§ Directions for this task
Rewrite the items below with every "data-label-line" changed to "label-connector" and everything else left as it is. Omit the pictures.

§ Task material

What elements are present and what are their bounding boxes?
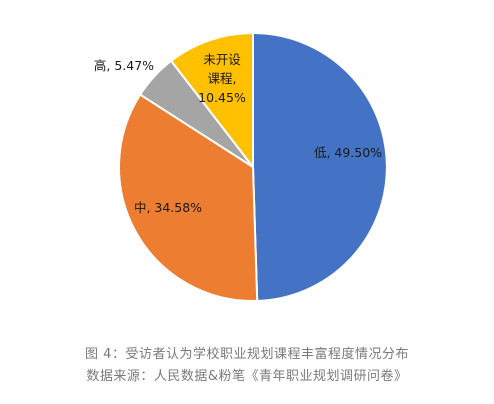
pie-chart: 低, 49.50% 中, 34.58% 高, 5.47% 未开设课程, 10.45% <box>94 31 388 302</box>
pie-chart-svg: 低, 49.50% 中, 34.58% 高, 5.47% 未开设课程, 10.45% <box>94 31 388 302</box>
data-label-line: 课程, <box>208 71 237 86</box>
data-label-notset: 未开设课程, 10.45% <box>198 52 246 105</box>
pie-slice-notset <box>169 31 254 170</box>
data-label-line: 未开设 <box>203 52 241 67</box>
caption-source: 数据来源：人民数据&粉笔《青年职业规划调研问卷》 <box>86 369 408 384</box>
data-label-low: 低, 49.50% <box>314 145 382 160</box>
pie-slice-low <box>252 31 388 302</box>
pie-slices <box>118 31 388 302</box>
data-label-mid: 中, 34.58% <box>134 200 202 215</box>
caption-title: 图 4：受访者认为学校职业规划课程丰富程度情况分布 <box>85 347 409 362</box>
data-label-line: 10.45% <box>198 90 246 105</box>
pie-data-labels: 低, 49.50% 中, 34.58% 高, 5.47% 未开设课程, 10.45% <box>94 52 382 215</box>
data-label-high: 高, 5.47% <box>94 58 154 73</box>
data-label-line: 高, 5.47% <box>94 58 154 73</box>
data-label-line: 中, 34.58% <box>134 200 202 215</box>
figure-caption: 图 4：受访者认为学校职业规划课程丰富程度情况分布 数据来源：人民数据&粉笔《青… <box>0 344 494 388</box>
pie-slice-mid <box>118 93 259 302</box>
data-label-line: 低, 49.50% <box>314 145 382 160</box>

§ Task response
What elements are present and what are their bounding boxes?
pie-chart: 低, 49.50% 中, 34.58% 高, 5.47% 未开设课程, 10.45% <box>94 31 388 302</box>
pie-chart-svg: 低, 49.50% 中, 34.58% 高, 5.47% 未开设课程, 10.45% <box>94 31 388 302</box>
label-connector: 课程, <box>208 71 237 86</box>
data-label-notset: 未开设课程, 10.45% <box>198 52 246 105</box>
pie-slice-notset <box>169 31 254 170</box>
label-connector: 未开设 <box>203 52 241 67</box>
caption-source: 数据来源：人民数据&粉笔《青年职业规划调研问卷》 <box>86 369 408 384</box>
data-label-low: 低, 49.50% <box>314 145 382 160</box>
pie-slice-low <box>252 31 388 302</box>
pie-slices <box>118 31 388 302</box>
data-label-mid: 中, 34.58% <box>134 200 202 215</box>
caption-title: 图 4：受访者认为学校职业规划课程丰富程度情况分布 <box>85 347 409 362</box>
label-connector: 10.45% <box>198 90 246 105</box>
pie-data-labels: 低, 49.50% 中, 34.58% 高, 5.47% 未开设课程, 10.45% <box>94 52 382 215</box>
data-label-high: 高, 5.47% <box>94 58 154 73</box>
label-connector: 高, 5.47% <box>94 58 154 73</box>
label-connector: 中, 34.58% <box>134 200 202 215</box>
figure-caption: 图 4：受访者认为学校职业规划课程丰富程度情况分布 数据来源：人民数据&粉笔《青… <box>0 344 494 388</box>
pie-slice-mid <box>118 93 259 302</box>
label-connector: 低, 49.50% <box>314 145 382 160</box>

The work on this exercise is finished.